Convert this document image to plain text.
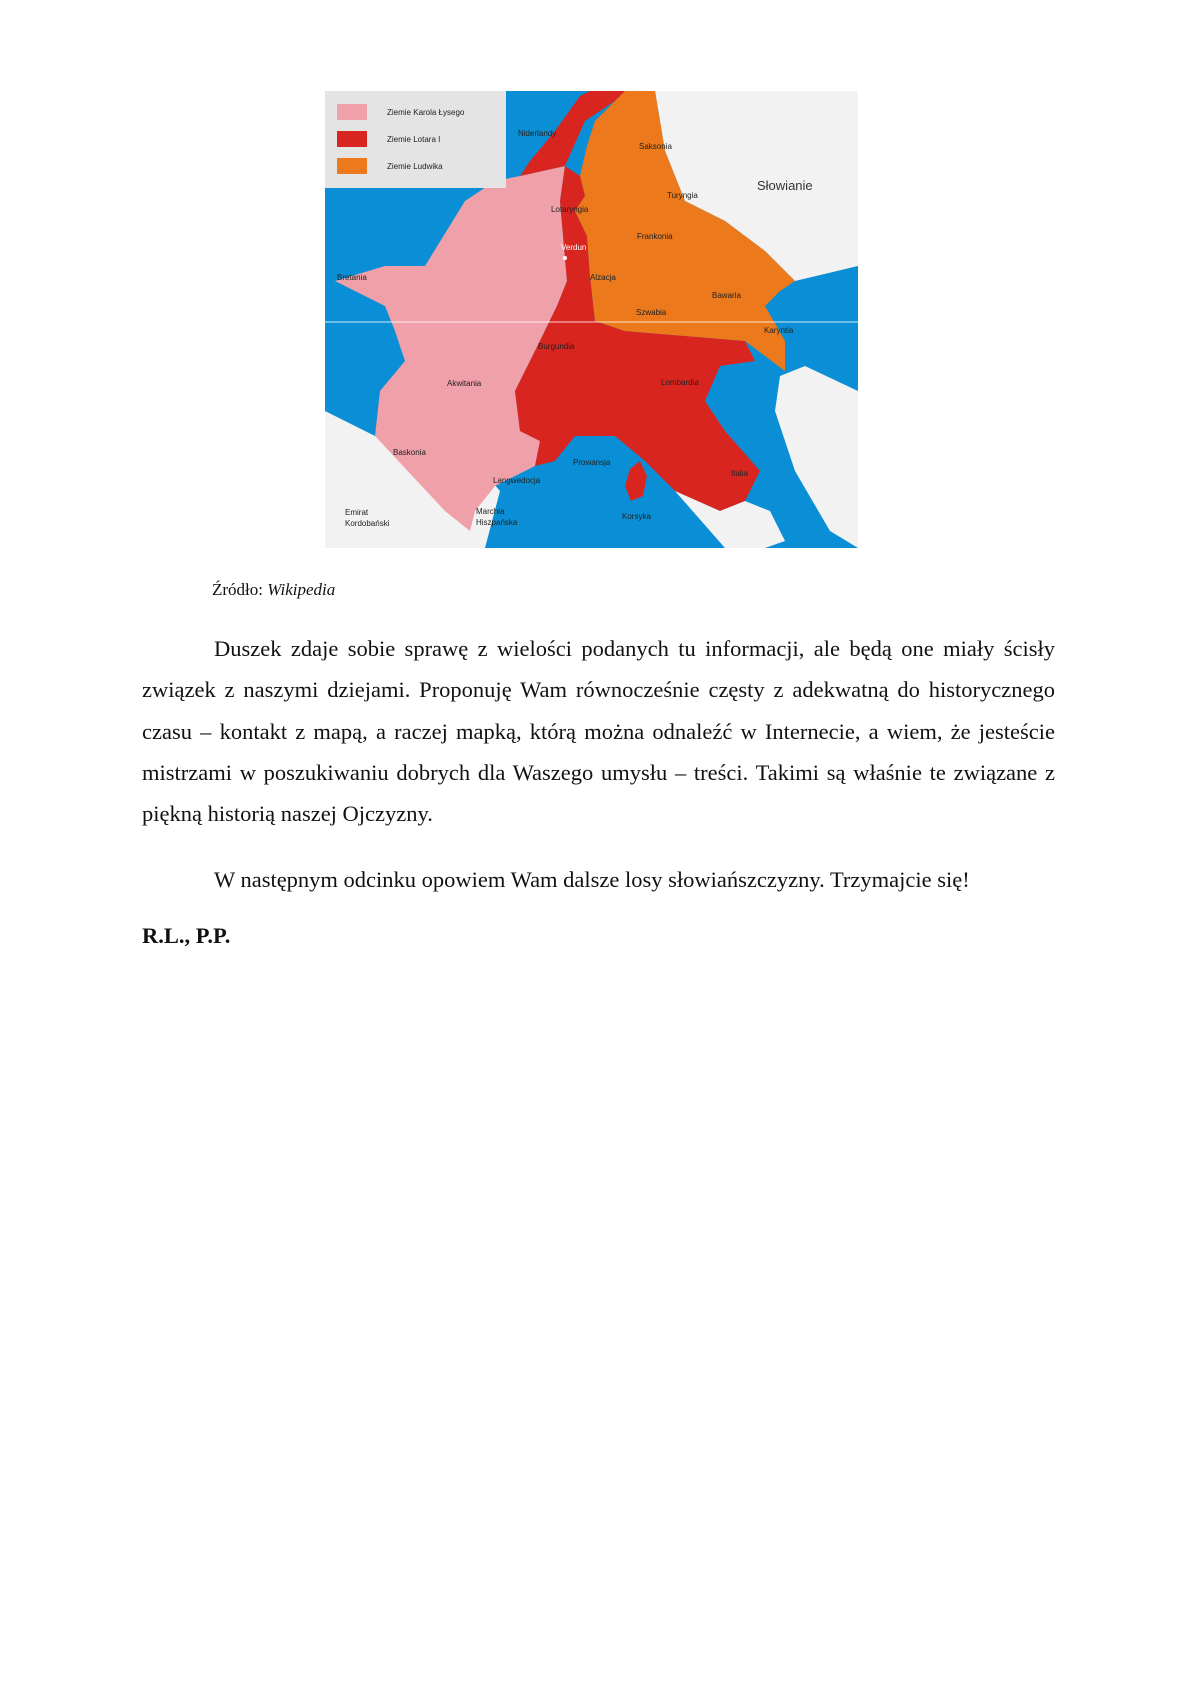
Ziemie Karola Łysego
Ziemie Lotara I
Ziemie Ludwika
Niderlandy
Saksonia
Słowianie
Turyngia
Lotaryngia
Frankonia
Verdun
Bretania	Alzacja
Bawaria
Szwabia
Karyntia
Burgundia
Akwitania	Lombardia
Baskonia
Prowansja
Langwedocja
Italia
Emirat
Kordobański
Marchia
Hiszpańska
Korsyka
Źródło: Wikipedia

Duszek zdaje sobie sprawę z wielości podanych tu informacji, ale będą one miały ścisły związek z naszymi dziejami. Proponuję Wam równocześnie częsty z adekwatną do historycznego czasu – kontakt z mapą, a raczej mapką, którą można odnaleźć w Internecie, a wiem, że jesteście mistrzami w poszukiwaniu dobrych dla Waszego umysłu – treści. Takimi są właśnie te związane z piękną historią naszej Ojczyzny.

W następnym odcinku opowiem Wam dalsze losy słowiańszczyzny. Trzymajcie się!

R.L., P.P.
+--
Do this: Quote each entry above verbatim and drop the pictures.

Exercise response:
Convert this document image to plain text.
Ziemie Karola Łysego
Ziemie Lotara I
Ziemie Ludwika
Niderlandy
Saksonia
Słowianie
Turyngia
Lotaryngia
Frankonia
Verdun
Bretania	Alzacja
Bawaria
Szwabia
Karyntia
Burgundia
Akwitania	Lombardia
Baskonia
Prowansja
Langwedocja
Italia
Emirat
Kordobański
Marchia
Hiszpańska
Korsyka
Źródło: Wikipedia

Duszek zdaje sobie sprawę z wielości podanych tu informacji, ale będą one miały ścisły związek z naszymi dziejami. Proponuję Wam równocześnie częsty z adekwatną do historycznego czasu – kontakt z mapą, a raczej mapką, którą można odnaleźć w Internecie, a wiem, że jesteście mistrzami w poszukiwaniu dobrych dla Waszego umysłu – treści. Takimi są właśnie te związane z piękną historią naszej Ojczyzny.

W następnym odcinku opowiem Wam dalsze losy słowiańszczyzny. Trzymajcie się!

R.L., P.P.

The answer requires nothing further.